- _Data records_
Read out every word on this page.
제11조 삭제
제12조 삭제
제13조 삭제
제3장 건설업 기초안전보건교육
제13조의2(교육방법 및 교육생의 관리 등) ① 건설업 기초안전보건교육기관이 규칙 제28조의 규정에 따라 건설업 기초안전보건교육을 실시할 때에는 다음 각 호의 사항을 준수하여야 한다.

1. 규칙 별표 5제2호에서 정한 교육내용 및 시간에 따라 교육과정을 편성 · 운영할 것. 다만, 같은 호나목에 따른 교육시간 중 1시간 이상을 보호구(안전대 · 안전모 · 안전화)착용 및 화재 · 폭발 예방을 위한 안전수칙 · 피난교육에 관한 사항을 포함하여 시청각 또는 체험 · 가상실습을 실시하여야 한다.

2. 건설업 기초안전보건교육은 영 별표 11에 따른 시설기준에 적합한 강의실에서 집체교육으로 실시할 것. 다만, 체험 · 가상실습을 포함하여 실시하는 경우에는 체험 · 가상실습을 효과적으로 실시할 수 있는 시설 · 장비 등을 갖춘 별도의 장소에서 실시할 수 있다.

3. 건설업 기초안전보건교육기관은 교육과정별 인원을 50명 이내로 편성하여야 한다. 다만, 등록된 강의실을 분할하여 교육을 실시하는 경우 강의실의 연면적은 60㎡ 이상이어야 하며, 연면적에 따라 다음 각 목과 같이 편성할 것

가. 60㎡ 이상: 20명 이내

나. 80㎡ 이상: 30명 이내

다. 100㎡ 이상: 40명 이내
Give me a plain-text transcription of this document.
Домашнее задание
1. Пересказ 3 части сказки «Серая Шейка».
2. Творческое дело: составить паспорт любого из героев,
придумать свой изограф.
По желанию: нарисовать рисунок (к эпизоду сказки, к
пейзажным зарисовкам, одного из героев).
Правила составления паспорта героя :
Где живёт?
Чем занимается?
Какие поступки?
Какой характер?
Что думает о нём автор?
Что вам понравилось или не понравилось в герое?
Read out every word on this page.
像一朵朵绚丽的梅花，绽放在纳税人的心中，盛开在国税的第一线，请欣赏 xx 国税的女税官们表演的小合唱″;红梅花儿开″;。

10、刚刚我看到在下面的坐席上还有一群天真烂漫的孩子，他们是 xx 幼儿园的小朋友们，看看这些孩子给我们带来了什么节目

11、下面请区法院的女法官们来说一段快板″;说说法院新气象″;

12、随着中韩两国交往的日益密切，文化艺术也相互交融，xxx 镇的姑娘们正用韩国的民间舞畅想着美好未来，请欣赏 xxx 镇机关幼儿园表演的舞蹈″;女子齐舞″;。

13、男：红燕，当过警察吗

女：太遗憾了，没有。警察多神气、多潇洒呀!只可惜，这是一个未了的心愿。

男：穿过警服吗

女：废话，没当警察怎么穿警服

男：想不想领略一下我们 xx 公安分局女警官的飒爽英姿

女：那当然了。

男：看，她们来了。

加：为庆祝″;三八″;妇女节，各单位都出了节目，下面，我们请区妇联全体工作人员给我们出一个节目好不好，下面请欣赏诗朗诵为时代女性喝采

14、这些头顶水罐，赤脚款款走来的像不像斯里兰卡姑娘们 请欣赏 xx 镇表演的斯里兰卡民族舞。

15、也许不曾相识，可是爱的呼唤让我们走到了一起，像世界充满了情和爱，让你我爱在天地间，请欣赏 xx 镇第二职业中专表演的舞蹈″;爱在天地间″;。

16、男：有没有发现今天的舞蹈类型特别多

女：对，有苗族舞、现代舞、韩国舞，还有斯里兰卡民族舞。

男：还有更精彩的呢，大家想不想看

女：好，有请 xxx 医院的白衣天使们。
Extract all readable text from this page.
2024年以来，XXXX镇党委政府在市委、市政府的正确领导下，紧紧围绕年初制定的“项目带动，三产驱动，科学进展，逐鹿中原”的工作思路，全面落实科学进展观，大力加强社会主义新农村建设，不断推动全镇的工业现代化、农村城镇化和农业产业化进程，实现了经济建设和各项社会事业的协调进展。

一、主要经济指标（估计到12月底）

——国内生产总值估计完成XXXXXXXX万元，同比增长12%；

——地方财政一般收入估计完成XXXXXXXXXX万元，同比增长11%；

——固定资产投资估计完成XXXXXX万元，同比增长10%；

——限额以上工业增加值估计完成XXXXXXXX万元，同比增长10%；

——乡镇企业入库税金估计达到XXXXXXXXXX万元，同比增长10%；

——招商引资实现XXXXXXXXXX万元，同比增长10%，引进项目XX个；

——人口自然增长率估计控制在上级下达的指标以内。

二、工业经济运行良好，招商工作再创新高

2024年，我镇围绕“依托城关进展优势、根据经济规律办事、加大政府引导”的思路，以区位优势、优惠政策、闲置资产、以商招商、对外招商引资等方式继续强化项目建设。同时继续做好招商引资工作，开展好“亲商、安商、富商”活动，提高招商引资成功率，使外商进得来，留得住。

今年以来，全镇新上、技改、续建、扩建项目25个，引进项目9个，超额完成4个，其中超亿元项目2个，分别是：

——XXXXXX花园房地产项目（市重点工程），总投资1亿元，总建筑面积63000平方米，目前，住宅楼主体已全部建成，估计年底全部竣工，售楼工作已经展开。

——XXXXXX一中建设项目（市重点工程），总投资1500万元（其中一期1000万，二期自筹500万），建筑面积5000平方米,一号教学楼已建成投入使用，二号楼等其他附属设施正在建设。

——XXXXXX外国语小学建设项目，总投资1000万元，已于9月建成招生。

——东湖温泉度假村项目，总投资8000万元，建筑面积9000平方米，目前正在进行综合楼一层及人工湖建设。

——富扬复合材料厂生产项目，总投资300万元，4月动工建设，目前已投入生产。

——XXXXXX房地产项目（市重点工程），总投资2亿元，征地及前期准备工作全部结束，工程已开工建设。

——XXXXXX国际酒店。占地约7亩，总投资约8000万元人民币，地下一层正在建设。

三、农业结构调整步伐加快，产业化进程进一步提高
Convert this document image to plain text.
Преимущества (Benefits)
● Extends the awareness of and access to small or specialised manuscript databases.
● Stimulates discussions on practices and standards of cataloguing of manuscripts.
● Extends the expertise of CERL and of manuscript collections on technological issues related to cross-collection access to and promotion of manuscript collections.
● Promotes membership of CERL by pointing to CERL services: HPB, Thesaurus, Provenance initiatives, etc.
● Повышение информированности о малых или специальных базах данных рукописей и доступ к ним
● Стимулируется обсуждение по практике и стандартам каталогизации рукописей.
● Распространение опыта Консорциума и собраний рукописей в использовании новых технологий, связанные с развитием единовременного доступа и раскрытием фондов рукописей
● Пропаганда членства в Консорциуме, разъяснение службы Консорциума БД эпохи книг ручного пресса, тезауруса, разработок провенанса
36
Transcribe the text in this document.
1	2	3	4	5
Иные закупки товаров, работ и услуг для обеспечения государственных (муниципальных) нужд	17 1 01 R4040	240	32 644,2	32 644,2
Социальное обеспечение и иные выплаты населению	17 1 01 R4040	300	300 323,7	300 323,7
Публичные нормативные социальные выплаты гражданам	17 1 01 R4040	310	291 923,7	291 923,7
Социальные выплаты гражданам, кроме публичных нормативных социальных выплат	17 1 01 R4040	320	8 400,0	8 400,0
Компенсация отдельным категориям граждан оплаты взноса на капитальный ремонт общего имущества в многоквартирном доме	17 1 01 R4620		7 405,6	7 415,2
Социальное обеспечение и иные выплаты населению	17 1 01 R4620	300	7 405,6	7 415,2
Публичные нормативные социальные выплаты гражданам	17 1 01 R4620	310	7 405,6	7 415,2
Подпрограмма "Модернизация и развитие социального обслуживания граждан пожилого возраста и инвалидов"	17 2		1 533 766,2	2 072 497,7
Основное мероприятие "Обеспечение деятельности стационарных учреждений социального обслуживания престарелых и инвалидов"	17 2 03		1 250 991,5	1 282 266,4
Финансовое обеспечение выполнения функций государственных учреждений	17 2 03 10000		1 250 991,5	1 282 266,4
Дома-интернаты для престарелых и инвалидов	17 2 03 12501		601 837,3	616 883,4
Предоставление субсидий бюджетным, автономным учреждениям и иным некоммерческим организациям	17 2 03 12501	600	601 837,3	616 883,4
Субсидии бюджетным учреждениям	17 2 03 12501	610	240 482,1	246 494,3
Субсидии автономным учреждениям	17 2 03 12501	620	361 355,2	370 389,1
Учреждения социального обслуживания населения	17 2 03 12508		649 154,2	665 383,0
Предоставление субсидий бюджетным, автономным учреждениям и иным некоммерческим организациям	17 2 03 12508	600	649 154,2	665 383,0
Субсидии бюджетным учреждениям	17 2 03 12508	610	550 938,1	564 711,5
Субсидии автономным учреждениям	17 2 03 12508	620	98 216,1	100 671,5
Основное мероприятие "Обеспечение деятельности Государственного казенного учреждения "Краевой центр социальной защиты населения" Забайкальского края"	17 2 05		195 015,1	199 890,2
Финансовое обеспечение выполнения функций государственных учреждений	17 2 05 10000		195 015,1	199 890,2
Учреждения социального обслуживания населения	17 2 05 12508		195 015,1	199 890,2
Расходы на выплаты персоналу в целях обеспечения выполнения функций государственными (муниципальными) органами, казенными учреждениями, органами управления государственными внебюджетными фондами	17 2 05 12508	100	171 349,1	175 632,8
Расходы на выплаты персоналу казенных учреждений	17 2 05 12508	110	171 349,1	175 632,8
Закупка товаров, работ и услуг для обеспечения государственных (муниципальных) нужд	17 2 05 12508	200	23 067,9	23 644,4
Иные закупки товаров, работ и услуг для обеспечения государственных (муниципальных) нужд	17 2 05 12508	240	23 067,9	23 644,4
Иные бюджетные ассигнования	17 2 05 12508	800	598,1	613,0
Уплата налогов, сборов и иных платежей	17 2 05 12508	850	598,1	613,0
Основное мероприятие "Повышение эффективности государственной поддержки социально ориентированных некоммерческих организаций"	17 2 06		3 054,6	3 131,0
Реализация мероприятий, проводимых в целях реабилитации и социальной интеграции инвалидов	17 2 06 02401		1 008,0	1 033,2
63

- _Exercise brief_
Extract every line above that contains the word "населения".

- _The output_
Учреждения социального обслуживания населения	17 2 03 12508		649 154,2	665 383,0
Основное мероприятие "Обеспечение деятельности Государственного казенного учреждения "Краевой центр социальной защиты населения" Забайкальского края"	17 2 05		195 015,1	199 890,2
Учреждения социального обслуживания населения	17 2 05 12508		195 015,1	199 890,2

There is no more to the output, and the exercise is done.